──────── Records to use ────────
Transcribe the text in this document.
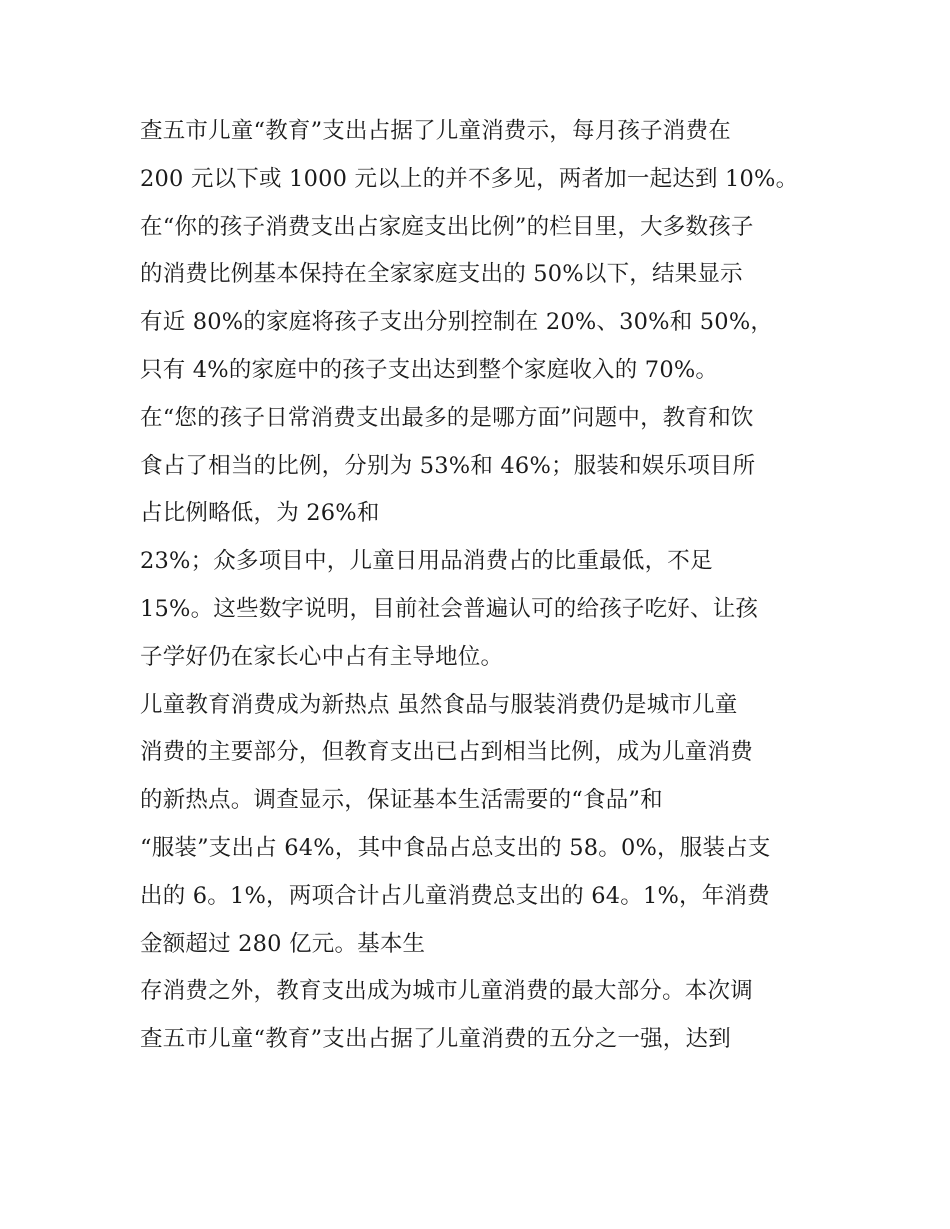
查五市儿童“教育”支出占据了儿童消费示，每月孩子消费在
200 元以下或 1000 元以上的并不多见，两者加一起达到 10%。
在“你的孩子消费支出占家庭支出比例”的栏目里，大多数孩子
的消费比例基本保持在全家家庭支出的 50%以下，结果显示
有近 80%的家庭将孩子支出分别控制在 20%、30%和 50%，
只有 4%的家庭中的孩子支出达到整个家庭收入的 70%。
在“您的孩子日常消费支出最多的是哪方面”问题中，教育和饮
食占了相当的比例，分别为 53%和 46%；服装和娱乐项目所
占比例略低，为 26%和
23%；众多项目中，儿童日用品消费占的比重最低，不足
15%。这些数字说明，目前社会普遍认可的给孩子吃好、让孩
子学好仍在家长心中占有主导地位。
儿童教育消费成为新热点 虽然食品与服装消费仍是城市儿童
消费的主要部分，但教育支出已占到相当比例，成为儿童消费
的新热点。调查显示，保证基本生活需要的“食品”和
“服装”支出占 64%，其中食品占总支出的 58。0%，服装占支
出的 6。1%，两项合计占儿童消费总支出的 64。1%，年消费
金额超过 280 亿元。基本生
存消费之外，教育支出成为城市儿童消费的最大部分。本次调
查五市儿童“教育”支出占据了儿童消费的五分之一强，达到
────────
◆ Problem to work on:
Lines in the records that hold the word "查五市儿童" are to be counted; give only the total.

◆ Finished answer:
2